WHAT THE EXERCISE ASKS: Write out every line of the material as it stands, apart from the pictures.

>> start

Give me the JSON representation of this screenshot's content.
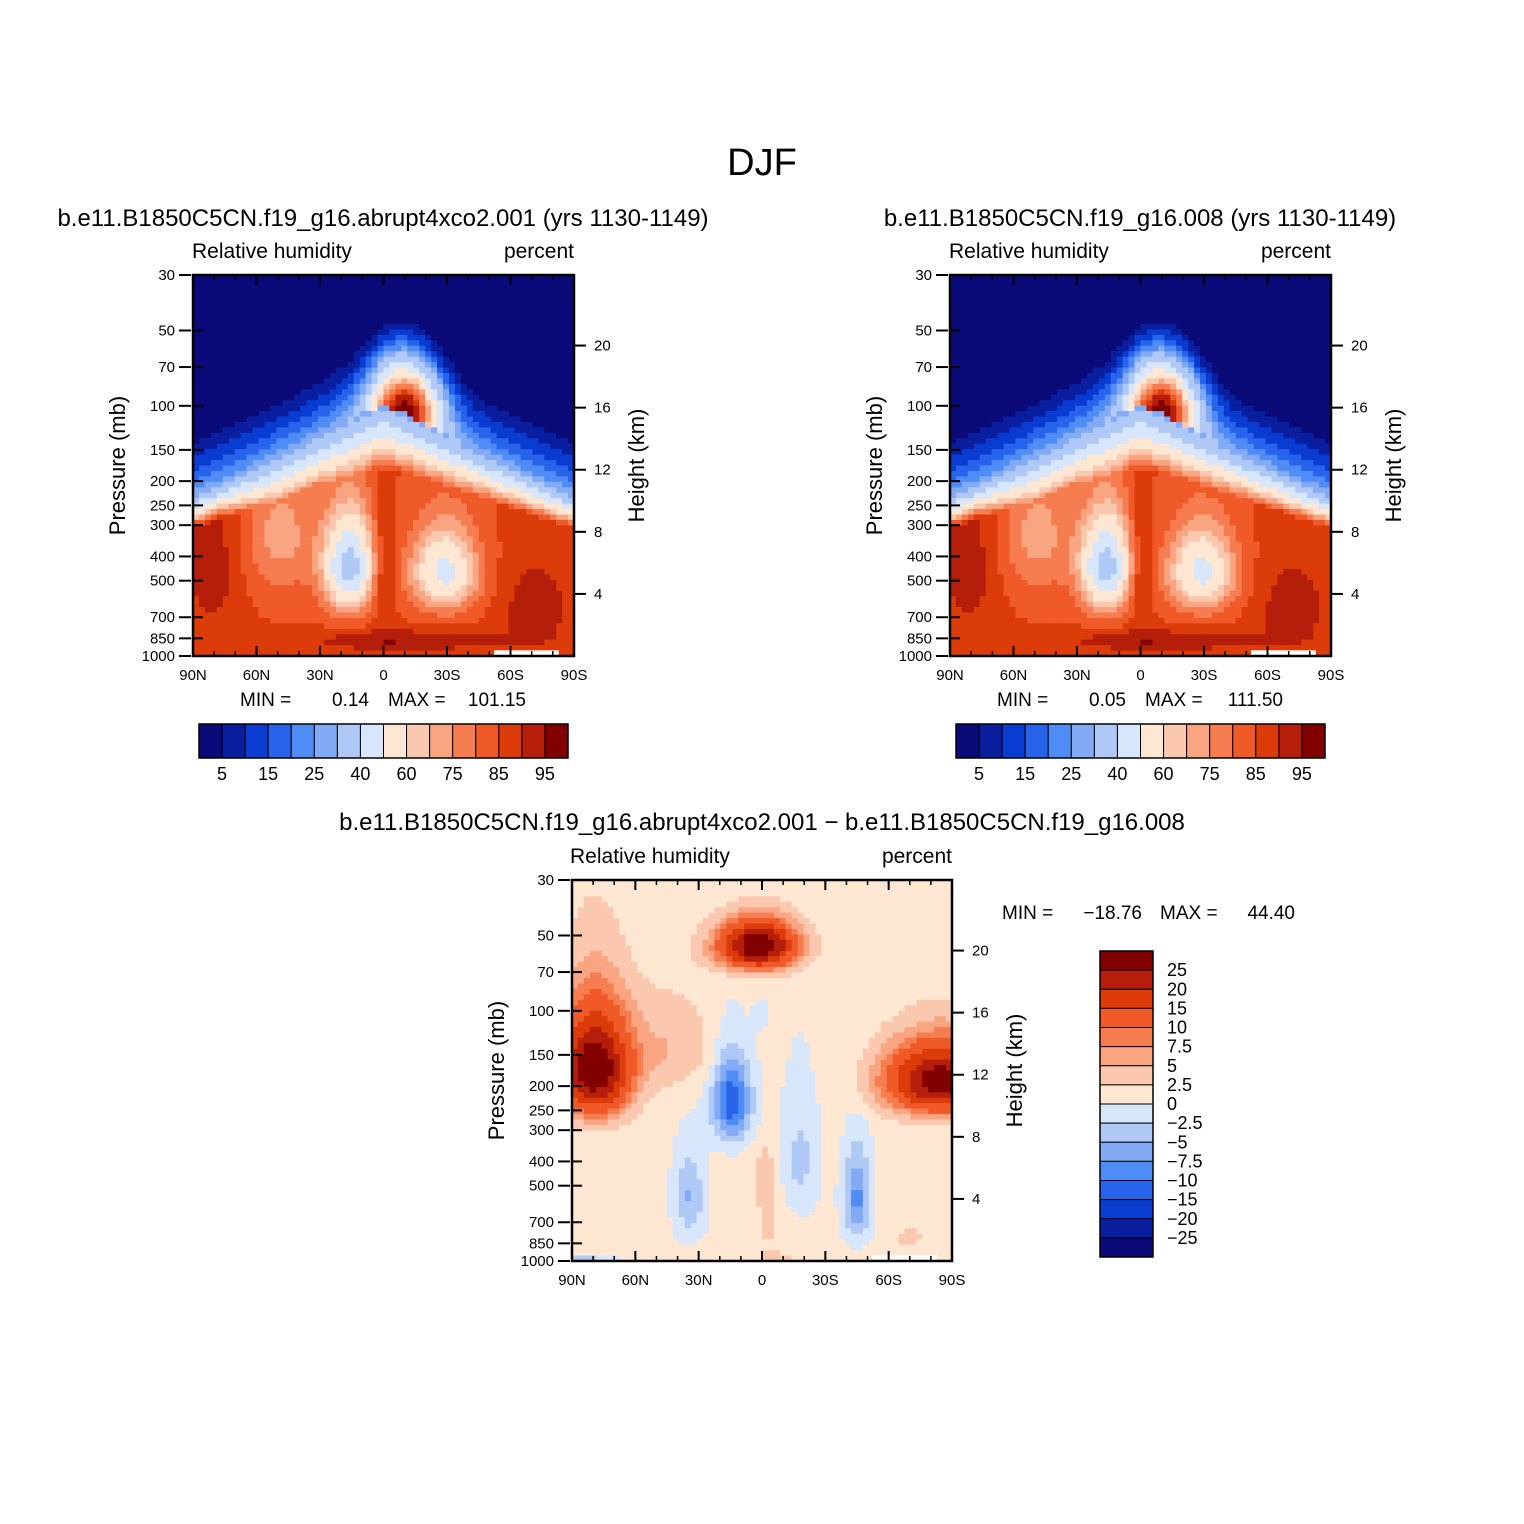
{
  "figure": {
    "title": "DJF"
  },
  "palettes": {
    "absolute": [
      "#0a0a78",
      "#0a1ea0",
      "#0a3cd2",
      "#2864eb",
      "#508cf5",
      "#82aaf5",
      "#afc8f5",
      "#d7e6fa",
      "#fde6d2",
      "#fac8af",
      "#faa582",
      "#f57d50",
      "#f05a28",
      "#dc3c0a",
      "#b41e0a",
      "#820000"
    ],
    "difference": [
      "#0a0a78",
      "#0a1ea0",
      "#0a3cd2",
      "#2864eb",
      "#508cf5",
      "#82aaf5",
      "#afc8f5",
      "#d7e6fa",
      "#fde6d2",
      "#fac8af",
      "#faa582",
      "#f57d50",
      "#f05a28",
      "#dc3c0a",
      "#b41e0a",
      "#820000"
    ]
  },
  "panels": [
    {
      "id": "case",
      "title": "b.e11.B1850C5CN.f19_g16.abrupt4xco2.001 (yrs 1130-1149)",
      "left_label": "Relative humidity",
      "right_label": "percent",
      "ylabel_left": "Pressure (mb)",
      "ylabel_right": "Height (km)",
      "min_label": "MIN =",
      "min_value": "0.14",
      "max_label": "MAX =",
      "max_value": "101.15",
      "colorbar_labels": [
        "5",
        "15",
        "25",
        "40",
        "60",
        "75",
        "85",
        "95"
      ]
    },
    {
      "id": "control",
      "title": "b.e11.B1850C5CN.f19_g16.008 (yrs 1130-1149)",
      "left_label": "Relative humidity",
      "right_label": "percent",
      "ylabel_left": "Pressure (mb)",
      "ylabel_right": "Height (km)",
      "min_label": "MIN =",
      "min_value": "0.05",
      "max_label": "MAX =",
      "max_value": "111.50",
      "colorbar_labels": [
        "5",
        "15",
        "25",
        "40",
        "60",
        "75",
        "85",
        "95"
      ]
    },
    {
      "id": "diff",
      "title": "b.e11.B1850C5CN.f19_g16.abrupt4xco2.001 − b.e11.B1850C5CN.f19_g16.008",
      "left_label": "Relative humidity",
      "right_label": "percent",
      "ylabel_left": "Pressure (mb)",
      "ylabel_right": "Height (km)",
      "min_label": "MIN =",
      "min_value": "−18.76",
      "max_label": "MAX =",
      "max_value": "44.40",
      "colorbar_labels": [
        "25",
        "20",
        "15",
        "10",
        "7.5",
        "5",
        "2.5",
        "0",
        "−2.5",
        "−5",
        "−7.5",
        "−10",
        "−15",
        "−20",
        "−25"
      ]
    }
  ],
  "chart_data": [
    {
      "type": "heatmap",
      "title": "b.e11.B1850C5CN.f19_g16.abrupt4xco2.001 (yrs 1130-1149)",
      "variable": "Relative humidity",
      "units": "percent",
      "xlabel": "",
      "ylabel": "Pressure (mb)",
      "ylabel_right": "Height (km)",
      "x_ticks": [
        "90N",
        "60N",
        "30N",
        "0",
        "30S",
        "60S",
        "90S"
      ],
      "y_ticks": [
        30,
        50,
        70,
        100,
        150,
        200,
        250,
        300,
        400,
        500,
        700,
        850,
        1000
      ],
      "y_ticks_right": [
        20,
        16,
        12,
        8,
        4
      ],
      "y_scale": "log",
      "ylim": [
        1000,
        30
      ],
      "contour_levels": [
        5,
        10,
        15,
        20,
        25,
        30,
        40,
        50,
        60,
        65,
        70,
        75,
        80,
        85,
        90,
        95
      ],
      "min": 0.14,
      "max": 101.15
    },
    {
      "type": "heatmap",
      "title": "b.e11.B1850C5CN.f19_g16.008 (yrs 1130-1149)",
      "variable": "Relative humidity",
      "units": "percent",
      "xlabel": "",
      "ylabel": "Pressure (mb)",
      "ylabel_right": "Height (km)",
      "x_ticks": [
        "90N",
        "60N",
        "30N",
        "0",
        "30S",
        "60S",
        "90S"
      ],
      "y_ticks": [
        30,
        50,
        70,
        100,
        150,
        200,
        250,
        300,
        400,
        500,
        700,
        850,
        1000
      ],
      "y_ticks_right": [
        20,
        16,
        12,
        8,
        4
      ],
      "y_scale": "log",
      "ylim": [
        1000,
        30
      ],
      "contour_levels": [
        5,
        10,
        15,
        20,
        25,
        30,
        40,
        50,
        60,
        65,
        70,
        75,
        80,
        85,
        90,
        95
      ],
      "min": 0.05,
      "max": 111.5
    },
    {
      "type": "heatmap",
      "title": "b.e11.B1850C5CN.f19_g16.abrupt4xco2.001 − b.e11.B1850C5CN.f19_g16.008",
      "variable": "Relative humidity",
      "units": "percent",
      "xlabel": "",
      "ylabel": "Pressure (mb)",
      "ylabel_right": "Height (km)",
      "x_ticks": [
        "90N",
        "60N",
        "30N",
        "0",
        "30S",
        "60S",
        "90S"
      ],
      "y_ticks": [
        30,
        50,
        70,
        100,
        150,
        200,
        250,
        300,
        400,
        500,
        700,
        850,
        1000
      ],
      "y_ticks_right": [
        20,
        16,
        12,
        8,
        4
      ],
      "y_scale": "log",
      "ylim": [
        1000,
        30
      ],
      "contour_levels": [
        -25,
        -20,
        -15,
        -10,
        -7.5,
        -5,
        -2.5,
        0,
        2.5,
        5,
        7.5,
        10,
        15,
        20,
        25
      ],
      "min": -18.76,
      "max": 44.4
    }
  ]
}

>> end

RESPONSE:
Give me the JSON representation of this screenshot's content.
{
  "figure": {
    "title": "DJF"
  },
  "palettes": {
    "absolute": [
      "#0a0a78",
      "#0a1ea0",
      "#0a3cd2",
      "#2864eb",
      "#508cf5",
      "#82aaf5",
      "#afc8f5",
      "#d7e6fa",
      "#fde6d2",
      "#fac8af",
      "#faa582",
      "#f57d50",
      "#f05a28",
      "#dc3c0a",
      "#b41e0a",
      "#820000"
    ],
    "difference": [
      "#0a0a78",
      "#0a1ea0",
      "#0a3cd2",
      "#2864eb",
      "#508cf5",
      "#82aaf5",
      "#afc8f5",
      "#d7e6fa",
      "#fde6d2",
      "#fac8af",
      "#faa582",
      "#f57d50",
      "#f05a28",
      "#dc3c0a",
      "#b41e0a",
      "#820000"
    ]
  },
  "panels": [
    {
      "id": "case",
      "title": "b.e11.B1850C5CN.f19_g16.abrupt4xco2.001 (yrs 1130-1149)",
      "left_label": "Relative humidity",
      "right_label": "percent",
      "ylabel_left": "Pressure (mb)",
      "ylabel_right": "Height (km)",
      "min_label": "MIN =",
      "min_value": "0.14",
      "max_label": "MAX =",
      "max_value": "101.15",
      "colorbar_labels": [
        "5",
        "15",
        "25",
        "40",
        "60",
        "75",
        "85",
        "95"
      ]
    },
    {
      "id": "control",
      "title": "b.e11.B1850C5CN.f19_g16.008 (yrs 1130-1149)",
      "left_label": "Relative humidity",
      "right_label": "percent",
      "ylabel_left": "Pressure (mb)",
      "ylabel_right": "Height (km)",
      "min_label": "MIN =",
      "min_value": "0.05",
      "max_label": "MAX =",
      "max_value": "111.50",
      "colorbar_labels": [
        "5",
        "15",
        "25",
        "40",
        "60",
        "75",
        "85",
        "95"
      ]
    },
    {
      "id": "diff",
      "title": "b.e11.B1850C5CN.f19_g16.abrupt4xco2.001 − b.e11.B1850C5CN.f19_g16.008",
      "left_label": "Relative humidity",
      "right_label": "percent",
      "ylabel_left": "Pressure (mb)",
      "ylabel_right": "Height (km)",
      "min_label": "MIN =",
      "min_value": "−18.76",
      "max_label": "MAX =",
      "max_value": "44.40",
      "colorbar_labels": [
        "25",
        "20",
        "15",
        "10",
        "7.5",
        "5",
        "2.5",
        "0",
        "−2.5",
        "−5",
        "−7.5",
        "−10",
        "−15",
        "−20",
        "−25"
      ]
    }
  ],
  "chart_data": [
    {
      "type": "heatmap",
      "title": "b.e11.B1850C5CN.f19_g16.abrupt4xco2.001 (yrs 1130-1149)",
      "variable": "Relative humidity",
      "units": "percent",
      "xlabel": "",
      "ylabel": "Pressure (mb)",
      "ylabel_right": "Height (km)",
      "x_ticks": [
        "90N",
        "60N",
        "30N",
        "0",
        "30S",
        "60S",
        "90S"
      ],
      "y_ticks": [
        30,
        50,
        70,
        100,
        150,
        200,
        250,
        300,
        400,
        500,
        700,
        850,
        1000
      ],
      "y_ticks_right": [
        20,
        16,
        12,
        8,
        4
      ],
      "y_scale": "log",
      "ylim": [
        1000,
        30
      ],
      "contour_levels": [
        5,
        10,
        15,
        20,
        25,
        30,
        40,
        50,
        60,
        65,
        70,
        75,
        80,
        85,
        90,
        95
      ],
      "min": 0.14,
      "max": 101.15
    },
    {
      "type": "heatmap",
      "title": "b.e11.B1850C5CN.f19_g16.008 (yrs 1130-1149)",
      "variable": "Relative humidity",
      "units": "percent",
      "xlabel": "",
      "ylabel": "Pressure (mb)",
      "ylabel_right": "Height (km)",
      "x_ticks": [
        "90N",
        "60N",
        "30N",
        "0",
        "30S",
        "60S",
        "90S"
      ],
      "y_ticks": [
        30,
        50,
        70,
        100,
        150,
        200,
        250,
        300,
        400,
        500,
        700,
        850,
        1000
      ],
      "y_ticks_right": [
        20,
        16,
        12,
        8,
        4
      ],
      "y_scale": "log",
      "ylim": [
        1000,
        30
      ],
      "contour_levels": [
        5,
        10,
        15,
        20,
        25,
        30,
        40,
        50,
        60,
        65,
        70,
        75,
        80,
        85,
        90,
        95
      ],
      "min": 0.05,
      "max": 111.5
    },
    {
      "type": "heatmap",
      "title": "b.e11.B1850C5CN.f19_g16.abrupt4xco2.001 − b.e11.B1850C5CN.f19_g16.008",
      "variable": "Relative humidity",
      "units": "percent",
      "xlabel": "",
      "ylabel": "Pressure (mb)",
      "ylabel_right": "Height (km)",
      "x_ticks": [
        "90N",
        "60N",
        "30N",
        "0",
        "30S",
        "60S",
        "90S"
      ],
      "y_ticks": [
        30,
        50,
        70,
        100,
        150,
        200,
        250,
        300,
        400,
        500,
        700,
        850,
        1000
      ],
      "y_ticks_right": [
        20,
        16,
        12,
        8,
        4
      ],
      "y_scale": "log",
      "ylim": [
        1000,
        30
      ],
      "contour_levels": [
        -25,
        -20,
        -15,
        -10,
        -7.5,
        -5,
        -2.5,
        0,
        2.5,
        5,
        7.5,
        10,
        15,
        20,
        25
      ],
      "min": -18.76,
      "max": 44.4
    }
  ]
}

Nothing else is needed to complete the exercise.